◆ **Stated exercise**: Scan each line of the records for the word "Short" and extract the ones that have it.

◆ **Entries provided**:
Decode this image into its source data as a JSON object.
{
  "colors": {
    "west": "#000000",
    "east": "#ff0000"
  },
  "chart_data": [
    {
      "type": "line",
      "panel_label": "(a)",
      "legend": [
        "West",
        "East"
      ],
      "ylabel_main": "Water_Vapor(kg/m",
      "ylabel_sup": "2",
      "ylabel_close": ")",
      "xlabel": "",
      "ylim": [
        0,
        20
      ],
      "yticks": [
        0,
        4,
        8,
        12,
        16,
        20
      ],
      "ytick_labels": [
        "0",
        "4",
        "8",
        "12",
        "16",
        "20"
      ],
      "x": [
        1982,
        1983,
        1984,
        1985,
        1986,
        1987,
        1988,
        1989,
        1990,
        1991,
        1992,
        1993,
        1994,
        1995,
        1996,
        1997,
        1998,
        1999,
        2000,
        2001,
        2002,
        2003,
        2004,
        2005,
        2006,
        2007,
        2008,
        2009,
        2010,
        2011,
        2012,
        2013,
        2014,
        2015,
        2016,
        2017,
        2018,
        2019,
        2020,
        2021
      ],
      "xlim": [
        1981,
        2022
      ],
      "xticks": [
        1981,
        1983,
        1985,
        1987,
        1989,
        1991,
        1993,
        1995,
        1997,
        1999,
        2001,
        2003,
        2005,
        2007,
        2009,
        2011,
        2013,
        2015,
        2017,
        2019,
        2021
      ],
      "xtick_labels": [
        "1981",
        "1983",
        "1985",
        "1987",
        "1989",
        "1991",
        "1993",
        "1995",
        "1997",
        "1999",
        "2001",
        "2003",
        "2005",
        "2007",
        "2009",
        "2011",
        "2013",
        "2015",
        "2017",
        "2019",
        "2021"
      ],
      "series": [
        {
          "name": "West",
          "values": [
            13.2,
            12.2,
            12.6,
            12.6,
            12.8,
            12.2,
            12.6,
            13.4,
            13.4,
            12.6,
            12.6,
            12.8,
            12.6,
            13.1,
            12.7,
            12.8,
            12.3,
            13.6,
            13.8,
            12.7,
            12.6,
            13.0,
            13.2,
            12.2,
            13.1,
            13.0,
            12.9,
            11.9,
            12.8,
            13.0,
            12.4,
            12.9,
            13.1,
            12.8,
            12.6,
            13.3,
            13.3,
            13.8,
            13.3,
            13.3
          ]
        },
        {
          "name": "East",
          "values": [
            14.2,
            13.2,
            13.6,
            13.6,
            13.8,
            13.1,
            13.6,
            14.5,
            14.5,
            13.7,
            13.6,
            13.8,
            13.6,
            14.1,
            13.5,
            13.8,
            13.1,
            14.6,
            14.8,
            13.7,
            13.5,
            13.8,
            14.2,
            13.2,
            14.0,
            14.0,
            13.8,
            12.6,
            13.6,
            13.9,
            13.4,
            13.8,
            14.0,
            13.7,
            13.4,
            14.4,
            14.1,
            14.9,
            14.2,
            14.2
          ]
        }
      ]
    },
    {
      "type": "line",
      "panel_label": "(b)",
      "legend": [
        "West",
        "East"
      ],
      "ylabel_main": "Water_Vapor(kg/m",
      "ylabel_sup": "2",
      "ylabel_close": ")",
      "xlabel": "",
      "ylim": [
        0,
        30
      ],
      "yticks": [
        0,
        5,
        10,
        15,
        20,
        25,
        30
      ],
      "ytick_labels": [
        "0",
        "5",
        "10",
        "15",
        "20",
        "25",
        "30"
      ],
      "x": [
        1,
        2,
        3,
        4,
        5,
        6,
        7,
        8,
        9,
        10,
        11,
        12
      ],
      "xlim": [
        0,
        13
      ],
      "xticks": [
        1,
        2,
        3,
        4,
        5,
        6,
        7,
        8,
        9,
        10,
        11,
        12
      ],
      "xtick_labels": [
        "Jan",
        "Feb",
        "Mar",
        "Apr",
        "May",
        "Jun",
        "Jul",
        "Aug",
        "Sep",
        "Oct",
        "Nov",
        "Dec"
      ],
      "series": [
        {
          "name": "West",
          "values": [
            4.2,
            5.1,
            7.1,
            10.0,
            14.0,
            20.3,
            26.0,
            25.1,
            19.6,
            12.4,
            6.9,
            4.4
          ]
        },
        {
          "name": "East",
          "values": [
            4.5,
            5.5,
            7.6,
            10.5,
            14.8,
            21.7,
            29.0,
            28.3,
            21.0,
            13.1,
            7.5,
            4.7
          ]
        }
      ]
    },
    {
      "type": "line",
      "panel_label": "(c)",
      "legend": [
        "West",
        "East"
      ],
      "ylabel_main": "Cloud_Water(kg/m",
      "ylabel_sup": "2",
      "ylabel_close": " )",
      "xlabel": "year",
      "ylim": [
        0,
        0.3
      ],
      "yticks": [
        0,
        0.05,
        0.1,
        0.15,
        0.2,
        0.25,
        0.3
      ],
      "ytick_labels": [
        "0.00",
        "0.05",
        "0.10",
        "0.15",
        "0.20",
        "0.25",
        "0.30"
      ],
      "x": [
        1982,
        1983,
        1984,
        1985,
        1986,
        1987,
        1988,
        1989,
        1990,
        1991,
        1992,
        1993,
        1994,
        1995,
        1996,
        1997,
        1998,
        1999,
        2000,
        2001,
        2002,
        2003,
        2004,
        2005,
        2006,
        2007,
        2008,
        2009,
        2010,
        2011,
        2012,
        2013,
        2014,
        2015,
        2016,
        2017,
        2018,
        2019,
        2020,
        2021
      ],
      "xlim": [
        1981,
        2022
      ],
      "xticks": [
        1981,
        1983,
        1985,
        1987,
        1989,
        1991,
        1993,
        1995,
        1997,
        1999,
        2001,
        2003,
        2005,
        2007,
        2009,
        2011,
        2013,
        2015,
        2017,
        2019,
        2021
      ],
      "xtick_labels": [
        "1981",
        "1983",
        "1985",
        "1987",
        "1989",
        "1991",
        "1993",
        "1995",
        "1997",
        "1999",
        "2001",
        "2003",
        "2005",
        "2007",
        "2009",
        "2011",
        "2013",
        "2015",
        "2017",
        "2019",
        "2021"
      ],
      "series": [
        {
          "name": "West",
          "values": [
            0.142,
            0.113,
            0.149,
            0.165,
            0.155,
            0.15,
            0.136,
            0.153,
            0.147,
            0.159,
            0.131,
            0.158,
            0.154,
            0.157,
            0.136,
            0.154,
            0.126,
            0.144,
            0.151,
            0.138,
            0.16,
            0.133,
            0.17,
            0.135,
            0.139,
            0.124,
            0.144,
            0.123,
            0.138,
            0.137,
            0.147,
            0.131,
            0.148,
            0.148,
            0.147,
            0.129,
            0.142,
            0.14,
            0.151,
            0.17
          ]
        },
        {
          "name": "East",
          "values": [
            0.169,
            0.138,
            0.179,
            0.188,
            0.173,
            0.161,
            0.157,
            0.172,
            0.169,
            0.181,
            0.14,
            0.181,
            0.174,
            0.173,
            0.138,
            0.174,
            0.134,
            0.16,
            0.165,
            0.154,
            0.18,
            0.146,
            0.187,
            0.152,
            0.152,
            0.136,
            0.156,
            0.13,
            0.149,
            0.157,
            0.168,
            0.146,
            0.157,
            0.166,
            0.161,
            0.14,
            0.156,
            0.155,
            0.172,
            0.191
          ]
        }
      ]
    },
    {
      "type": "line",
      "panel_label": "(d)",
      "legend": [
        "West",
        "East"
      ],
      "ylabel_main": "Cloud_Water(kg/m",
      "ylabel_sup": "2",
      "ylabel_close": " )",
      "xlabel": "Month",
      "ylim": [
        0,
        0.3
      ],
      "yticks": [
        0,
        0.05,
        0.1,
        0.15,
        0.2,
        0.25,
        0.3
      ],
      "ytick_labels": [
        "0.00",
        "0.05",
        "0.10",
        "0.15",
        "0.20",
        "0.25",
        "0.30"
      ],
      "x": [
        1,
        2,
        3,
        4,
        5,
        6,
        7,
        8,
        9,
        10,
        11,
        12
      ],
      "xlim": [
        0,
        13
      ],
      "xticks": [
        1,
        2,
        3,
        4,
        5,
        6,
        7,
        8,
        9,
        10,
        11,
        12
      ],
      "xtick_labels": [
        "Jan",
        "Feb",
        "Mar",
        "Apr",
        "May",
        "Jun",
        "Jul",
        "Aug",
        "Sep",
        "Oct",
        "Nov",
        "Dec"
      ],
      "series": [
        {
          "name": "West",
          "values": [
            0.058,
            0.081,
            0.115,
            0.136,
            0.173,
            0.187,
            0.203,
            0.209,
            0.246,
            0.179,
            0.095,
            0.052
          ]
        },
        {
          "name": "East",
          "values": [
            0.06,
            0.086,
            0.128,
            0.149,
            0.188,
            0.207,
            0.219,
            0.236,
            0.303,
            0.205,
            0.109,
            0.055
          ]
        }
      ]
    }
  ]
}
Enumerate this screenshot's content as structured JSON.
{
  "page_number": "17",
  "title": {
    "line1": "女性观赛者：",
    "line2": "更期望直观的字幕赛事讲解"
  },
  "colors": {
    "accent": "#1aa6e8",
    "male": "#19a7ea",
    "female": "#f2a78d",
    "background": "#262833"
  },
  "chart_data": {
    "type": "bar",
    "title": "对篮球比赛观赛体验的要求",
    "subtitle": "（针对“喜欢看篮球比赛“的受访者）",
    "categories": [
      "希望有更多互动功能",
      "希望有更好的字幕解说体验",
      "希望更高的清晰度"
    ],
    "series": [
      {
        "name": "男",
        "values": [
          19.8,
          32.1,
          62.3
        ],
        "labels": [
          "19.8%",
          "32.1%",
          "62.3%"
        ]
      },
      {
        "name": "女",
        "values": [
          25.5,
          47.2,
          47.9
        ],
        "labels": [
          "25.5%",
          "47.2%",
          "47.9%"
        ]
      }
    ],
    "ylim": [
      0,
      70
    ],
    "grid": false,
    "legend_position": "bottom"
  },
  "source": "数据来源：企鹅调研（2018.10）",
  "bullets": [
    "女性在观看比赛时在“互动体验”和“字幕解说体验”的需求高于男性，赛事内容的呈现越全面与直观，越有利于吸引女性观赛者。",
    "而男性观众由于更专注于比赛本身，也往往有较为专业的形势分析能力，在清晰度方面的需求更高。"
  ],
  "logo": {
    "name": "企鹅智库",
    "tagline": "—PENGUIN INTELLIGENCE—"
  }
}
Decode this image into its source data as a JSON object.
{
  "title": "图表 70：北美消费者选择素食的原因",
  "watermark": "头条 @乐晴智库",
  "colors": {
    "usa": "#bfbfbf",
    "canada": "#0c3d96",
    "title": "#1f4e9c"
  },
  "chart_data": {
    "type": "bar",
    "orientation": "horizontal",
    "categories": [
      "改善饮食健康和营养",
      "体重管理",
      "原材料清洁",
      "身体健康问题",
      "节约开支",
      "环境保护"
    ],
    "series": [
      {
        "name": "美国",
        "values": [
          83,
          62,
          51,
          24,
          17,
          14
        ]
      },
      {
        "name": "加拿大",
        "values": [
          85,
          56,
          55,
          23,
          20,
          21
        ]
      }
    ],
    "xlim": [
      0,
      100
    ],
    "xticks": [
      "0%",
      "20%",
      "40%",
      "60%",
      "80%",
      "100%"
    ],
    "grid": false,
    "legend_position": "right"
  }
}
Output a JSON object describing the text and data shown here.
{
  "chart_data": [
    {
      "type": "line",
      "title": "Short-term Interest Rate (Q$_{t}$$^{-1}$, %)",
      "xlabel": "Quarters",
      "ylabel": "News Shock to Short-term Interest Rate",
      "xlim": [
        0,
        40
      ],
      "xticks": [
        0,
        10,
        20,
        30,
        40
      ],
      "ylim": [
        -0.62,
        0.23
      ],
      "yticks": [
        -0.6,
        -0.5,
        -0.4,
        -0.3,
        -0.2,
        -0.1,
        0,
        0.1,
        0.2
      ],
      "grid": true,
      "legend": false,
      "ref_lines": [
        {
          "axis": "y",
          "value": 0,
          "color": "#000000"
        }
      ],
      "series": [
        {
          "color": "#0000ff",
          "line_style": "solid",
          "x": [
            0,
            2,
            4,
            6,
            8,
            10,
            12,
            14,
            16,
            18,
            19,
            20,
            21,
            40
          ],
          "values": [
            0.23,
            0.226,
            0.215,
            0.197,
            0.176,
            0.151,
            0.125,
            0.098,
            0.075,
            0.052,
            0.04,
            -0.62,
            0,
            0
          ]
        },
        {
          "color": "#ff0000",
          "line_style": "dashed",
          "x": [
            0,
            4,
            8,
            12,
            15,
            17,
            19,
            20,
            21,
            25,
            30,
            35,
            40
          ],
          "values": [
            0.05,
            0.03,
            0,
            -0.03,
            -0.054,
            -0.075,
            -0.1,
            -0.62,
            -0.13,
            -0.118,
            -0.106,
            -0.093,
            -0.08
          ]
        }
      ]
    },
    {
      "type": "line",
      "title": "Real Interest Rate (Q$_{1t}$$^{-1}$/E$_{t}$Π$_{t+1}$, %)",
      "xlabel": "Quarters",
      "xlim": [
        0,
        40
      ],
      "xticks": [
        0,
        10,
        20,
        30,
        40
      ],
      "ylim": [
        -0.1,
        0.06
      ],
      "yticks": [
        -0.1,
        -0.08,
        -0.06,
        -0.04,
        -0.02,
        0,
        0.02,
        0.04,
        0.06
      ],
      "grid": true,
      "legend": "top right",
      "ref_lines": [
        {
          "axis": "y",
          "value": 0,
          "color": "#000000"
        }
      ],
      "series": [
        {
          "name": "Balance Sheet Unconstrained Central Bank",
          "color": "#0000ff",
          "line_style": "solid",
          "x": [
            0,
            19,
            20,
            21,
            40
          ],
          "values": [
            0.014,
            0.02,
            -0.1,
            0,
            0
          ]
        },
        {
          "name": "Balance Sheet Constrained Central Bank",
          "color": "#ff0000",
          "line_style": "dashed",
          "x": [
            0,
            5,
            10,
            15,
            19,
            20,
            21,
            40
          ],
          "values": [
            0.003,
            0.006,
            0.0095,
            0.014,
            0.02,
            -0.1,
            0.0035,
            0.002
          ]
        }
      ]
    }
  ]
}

◆ **Answer to this problem**:
      "title": "Short-term Interest Rate (Q$_{t}$$^{-1}$, %)",
      "ylabel": "News Shock to Short-term Interest Rate",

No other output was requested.